**PROBLEM TO SOLVE**
Would you extract the whole listing below and retype it exactly?

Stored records
◇ ◇ ◇

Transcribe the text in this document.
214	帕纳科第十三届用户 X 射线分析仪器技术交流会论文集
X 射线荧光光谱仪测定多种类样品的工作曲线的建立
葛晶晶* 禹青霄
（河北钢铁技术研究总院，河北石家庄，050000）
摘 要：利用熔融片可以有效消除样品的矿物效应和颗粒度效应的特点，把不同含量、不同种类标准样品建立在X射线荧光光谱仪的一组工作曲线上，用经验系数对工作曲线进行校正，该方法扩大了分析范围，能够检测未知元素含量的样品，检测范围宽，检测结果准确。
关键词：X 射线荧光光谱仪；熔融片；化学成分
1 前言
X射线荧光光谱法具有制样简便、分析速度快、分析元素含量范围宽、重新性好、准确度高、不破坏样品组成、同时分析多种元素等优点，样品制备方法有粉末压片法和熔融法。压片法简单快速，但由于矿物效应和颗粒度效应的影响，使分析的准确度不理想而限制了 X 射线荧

◇ ◇ ◇

**ANSWER TO THIS TASK**
Transcribe the text in this document.
214	帕纳科第十三届用户 X 射线分析仪器技术交流会论文集
X 射线荧光光谱仪测定多种类样品的工作曲线的建立
葛晶晶* 禹青霄
（河北钢铁技术研究总院，河北石家庄，050000）
摘 要：利用熔融片可以有效消除样品的矿物效应和颗粒度效应的特点，把不同含量、不同种类标准样品建立在X射线荧光光谱仪的一组工作曲线上，用经验系数对工作曲线进行校正，该方法扩大了分析范围，能够检测未知元素含量的样品，检测范围宽，检测结果准确。
关键词：X 射线荧光光谱仪；熔融片；化学成分
1 前言
X射线荧光光谱法具有制样简便、分析速度快、分析元素含量范围宽、重新性好、准确度高、不破坏样品组成、同时分析多种元素等优点，样品制备方法有粉末压片法和熔融法。压片法简单快速，但由于矿物效应和颗粒度效应的影响，使分析的准确度不理想而限制了 X 射线荧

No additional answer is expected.